### REQUIREMENT
Can you quote the records below in full, word for word?

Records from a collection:
————
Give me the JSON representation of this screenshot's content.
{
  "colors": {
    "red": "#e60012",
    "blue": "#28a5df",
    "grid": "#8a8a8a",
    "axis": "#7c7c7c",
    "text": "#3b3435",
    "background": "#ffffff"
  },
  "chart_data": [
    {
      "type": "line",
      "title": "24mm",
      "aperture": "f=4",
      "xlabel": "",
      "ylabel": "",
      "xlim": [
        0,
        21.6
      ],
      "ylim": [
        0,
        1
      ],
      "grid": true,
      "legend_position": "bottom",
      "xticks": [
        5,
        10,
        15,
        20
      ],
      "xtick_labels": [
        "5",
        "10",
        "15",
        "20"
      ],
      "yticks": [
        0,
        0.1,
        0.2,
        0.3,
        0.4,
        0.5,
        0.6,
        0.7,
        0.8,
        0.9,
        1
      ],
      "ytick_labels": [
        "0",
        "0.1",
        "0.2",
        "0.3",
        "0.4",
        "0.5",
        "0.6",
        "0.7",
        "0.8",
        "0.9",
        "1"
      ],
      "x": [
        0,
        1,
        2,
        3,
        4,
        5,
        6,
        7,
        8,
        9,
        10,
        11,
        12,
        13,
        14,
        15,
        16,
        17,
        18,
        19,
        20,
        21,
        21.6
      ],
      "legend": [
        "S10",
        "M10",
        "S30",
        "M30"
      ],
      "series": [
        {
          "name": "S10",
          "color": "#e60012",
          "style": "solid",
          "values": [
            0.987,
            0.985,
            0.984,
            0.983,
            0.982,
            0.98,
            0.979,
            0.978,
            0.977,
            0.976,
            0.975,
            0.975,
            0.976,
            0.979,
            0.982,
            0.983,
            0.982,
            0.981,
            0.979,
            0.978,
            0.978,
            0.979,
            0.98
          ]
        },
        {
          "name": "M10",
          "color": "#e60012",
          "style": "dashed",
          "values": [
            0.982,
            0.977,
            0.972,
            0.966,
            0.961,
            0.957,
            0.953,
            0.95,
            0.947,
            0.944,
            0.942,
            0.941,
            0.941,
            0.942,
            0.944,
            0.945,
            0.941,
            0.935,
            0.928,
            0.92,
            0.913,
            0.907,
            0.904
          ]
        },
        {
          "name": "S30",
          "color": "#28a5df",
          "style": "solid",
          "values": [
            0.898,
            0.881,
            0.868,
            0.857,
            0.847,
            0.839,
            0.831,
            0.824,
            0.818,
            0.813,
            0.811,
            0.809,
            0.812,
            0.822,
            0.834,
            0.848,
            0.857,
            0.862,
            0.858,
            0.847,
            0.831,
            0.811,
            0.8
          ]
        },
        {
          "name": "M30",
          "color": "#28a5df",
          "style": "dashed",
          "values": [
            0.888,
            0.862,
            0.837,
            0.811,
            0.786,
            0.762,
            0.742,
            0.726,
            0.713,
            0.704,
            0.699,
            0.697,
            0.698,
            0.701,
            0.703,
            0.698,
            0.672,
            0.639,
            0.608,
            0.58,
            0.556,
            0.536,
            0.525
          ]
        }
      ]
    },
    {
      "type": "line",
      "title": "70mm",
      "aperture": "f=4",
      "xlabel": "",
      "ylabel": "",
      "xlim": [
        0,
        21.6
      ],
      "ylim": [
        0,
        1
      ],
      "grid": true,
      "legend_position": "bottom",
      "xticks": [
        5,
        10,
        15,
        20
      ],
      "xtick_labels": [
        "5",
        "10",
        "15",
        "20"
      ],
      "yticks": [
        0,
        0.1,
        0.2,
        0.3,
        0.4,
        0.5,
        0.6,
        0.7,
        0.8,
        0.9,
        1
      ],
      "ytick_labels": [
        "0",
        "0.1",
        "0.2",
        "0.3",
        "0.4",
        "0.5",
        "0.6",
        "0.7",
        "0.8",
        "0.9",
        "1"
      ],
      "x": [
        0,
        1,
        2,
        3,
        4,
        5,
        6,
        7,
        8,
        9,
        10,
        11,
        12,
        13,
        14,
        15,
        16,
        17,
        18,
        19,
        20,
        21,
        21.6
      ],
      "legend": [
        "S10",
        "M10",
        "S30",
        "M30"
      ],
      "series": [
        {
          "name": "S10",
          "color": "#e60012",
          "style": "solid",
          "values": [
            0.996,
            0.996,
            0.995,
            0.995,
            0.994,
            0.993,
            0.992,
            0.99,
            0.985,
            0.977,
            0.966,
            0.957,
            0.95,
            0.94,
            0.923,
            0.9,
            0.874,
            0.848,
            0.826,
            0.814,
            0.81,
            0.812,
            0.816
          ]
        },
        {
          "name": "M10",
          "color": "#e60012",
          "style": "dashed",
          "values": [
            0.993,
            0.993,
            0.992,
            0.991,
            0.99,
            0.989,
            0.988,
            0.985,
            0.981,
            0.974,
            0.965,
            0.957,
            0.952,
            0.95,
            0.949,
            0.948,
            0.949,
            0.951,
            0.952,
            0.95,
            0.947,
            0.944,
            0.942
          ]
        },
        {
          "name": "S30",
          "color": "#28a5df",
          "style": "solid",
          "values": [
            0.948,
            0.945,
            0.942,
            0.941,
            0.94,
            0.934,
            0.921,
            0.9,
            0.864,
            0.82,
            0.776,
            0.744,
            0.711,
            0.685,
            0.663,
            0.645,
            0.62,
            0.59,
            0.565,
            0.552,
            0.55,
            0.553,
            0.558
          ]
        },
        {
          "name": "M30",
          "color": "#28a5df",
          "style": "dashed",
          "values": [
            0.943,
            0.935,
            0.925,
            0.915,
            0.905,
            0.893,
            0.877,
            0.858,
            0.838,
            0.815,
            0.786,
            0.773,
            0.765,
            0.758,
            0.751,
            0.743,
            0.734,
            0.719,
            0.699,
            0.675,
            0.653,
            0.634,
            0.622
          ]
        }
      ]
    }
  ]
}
————
### RESPONSE FOR THIS EXERCISE
Give me the JSON representation of this screenshot's content.
{
  "colors": {
    "red": "#e60012",
    "blue": "#28a5df",
    "grid": "#8a8a8a",
    "axis": "#7c7c7c",
    "text": "#3b3435",
    "background": "#ffffff"
  },
  "chart_data": [
    {
      "type": "line",
      "title": "24mm",
      "aperture": "f=4",
      "xlabel": "",
      "ylabel": "",
      "xlim": [
        0,
        21.6
      ],
      "ylim": [
        0,
        1
      ],
      "grid": true,
      "legend_position": "bottom",
      "xticks": [
        5,
        10,
        15,
        20
      ],
      "xtick_labels": [
        "5",
        "10",
        "15",
        "20"
      ],
      "yticks": [
        0,
        0.1,
        0.2,
        0.3,
        0.4,
        0.5,
        0.6,
        0.7,
        0.8,
        0.9,
        1
      ],
      "ytick_labels": [
        "0",
        "0.1",
        "0.2",
        "0.3",
        "0.4",
        "0.5",
        "0.6",
        "0.7",
        "0.8",
        "0.9",
        "1"
      ],
      "x": [
        0,
        1,
        2,
        3,
        4,
        5,
        6,
        7,
        8,
        9,
        10,
        11,
        12,
        13,
        14,
        15,
        16,
        17,
        18,
        19,
        20,
        21,
        21.6
      ],
      "legend": [
        "S10",
        "M10",
        "S30",
        "M30"
      ],
      "series": [
        {
          "name": "S10",
          "color": "#e60012",
          "style": "solid",
          "values": [
            0.987,
            0.985,
            0.984,
            0.983,
            0.982,
            0.98,
            0.979,
            0.978,
            0.977,
            0.976,
            0.975,
            0.975,
            0.976,
            0.979,
            0.982,
            0.983,
            0.982,
            0.981,
            0.979,
            0.978,
            0.978,
            0.979,
            0.98
          ]
        },
        {
          "name": "M10",
          "color": "#e60012",
          "style": "dashed",
          "values": [
            0.982,
            0.977,
            0.972,
            0.966,
            0.961,
            0.957,
            0.953,
            0.95,
            0.947,
            0.944,
            0.942,
            0.941,
            0.941,
            0.942,
            0.944,
            0.945,
            0.941,
            0.935,
            0.928,
            0.92,
            0.913,
            0.907,
            0.904
          ]
        },
        {
          "name": "S30",
          "color": "#28a5df",
          "style": "solid",
          "values": [
            0.898,
            0.881,
            0.868,
            0.857,
            0.847,
            0.839,
            0.831,
            0.824,
            0.818,
            0.813,
            0.811,
            0.809,
            0.812,
            0.822,
            0.834,
            0.848,
            0.857,
            0.862,
            0.858,
            0.847,
            0.831,
            0.811,
            0.8
          ]
        },
        {
          "name": "M30",
          "color": "#28a5df",
          "style": "dashed",
          "values": [
            0.888,
            0.862,
            0.837,
            0.811,
            0.786,
            0.762,
            0.742,
            0.726,
            0.713,
            0.704,
            0.699,
            0.697,
            0.698,
            0.701,
            0.703,
            0.698,
            0.672,
            0.639,
            0.608,
            0.58,
            0.556,
            0.536,
            0.525
          ]
        }
      ]
    },
    {
      "type": "line",
      "title": "70mm",
      "aperture": "f=4",
      "xlabel": "",
      "ylabel": "",
      "xlim": [
        0,
        21.6
      ],
      "ylim": [
        0,
        1
      ],
      "grid": true,
      "legend_position": "bottom",
      "xticks": [
        5,
        10,
        15,
        20
      ],
      "xtick_labels": [
        "5",
        "10",
        "15",
        "20"
      ],
      "yticks": [
        0,
        0.1,
        0.2,
        0.3,
        0.4,
        0.5,
        0.6,
        0.7,
        0.8,
        0.9,
        1
      ],
      "ytick_labels": [
        "0",
        "0.1",
        "0.2",
        "0.3",
        "0.4",
        "0.5",
        "0.6",
        "0.7",
        "0.8",
        "0.9",
        "1"
      ],
      "x": [
        0,
        1,
        2,
        3,
        4,
        5,
        6,
        7,
        8,
        9,
        10,
        11,
        12,
        13,
        14,
        15,
        16,
        17,
        18,
        19,
        20,
        21,
        21.6
      ],
      "legend": [
        "S10",
        "M10",
        "S30",
        "M30"
      ],
      "series": [
        {
          "name": "S10",
          "color": "#e60012",
          "style": "solid",
          "values": [
            0.996,
            0.996,
            0.995,
            0.995,
            0.994,
            0.993,
            0.992,
            0.99,
            0.985,
            0.977,
            0.966,
            0.957,
            0.95,
            0.94,
            0.923,
            0.9,
            0.874,
            0.848,
            0.826,
            0.814,
            0.81,
            0.812,
            0.816
          ]
        },
        {
          "name": "M10",
          "color": "#e60012",
          "style": "dashed",
          "values": [
            0.993,
            0.993,
            0.992,
            0.991,
            0.99,
            0.989,
            0.988,
            0.985,
            0.981,
            0.974,
            0.965,
            0.957,
            0.952,
            0.95,
            0.949,
            0.948,
            0.949,
            0.951,
            0.952,
            0.95,
            0.947,
            0.944,
            0.942
          ]
        },
        {
          "name": "S30",
          "color": "#28a5df",
          "style": "solid",
          "values": [
            0.948,
            0.945,
            0.942,
            0.941,
            0.94,
            0.934,
            0.921,
            0.9,
            0.864,
            0.82,
            0.776,
            0.744,
            0.711,
            0.685,
            0.663,
            0.645,
            0.62,
            0.59,
            0.565,
            0.552,
            0.55,
            0.553,
            0.558
          ]
        },
        {
          "name": "M30",
          "color": "#28a5df",
          "style": "dashed",
          "values": [
            0.943,
            0.935,
            0.925,
            0.915,
            0.905,
            0.893,
            0.877,
            0.858,
            0.838,
            0.815,
            0.786,
            0.773,
            0.765,
            0.758,
            0.751,
            0.743,
            0.734,
            0.719,
            0.699,
            0.675,
            0.653,
            0.634,
            0.622
          ]
        }
      ]
    }
  ]
}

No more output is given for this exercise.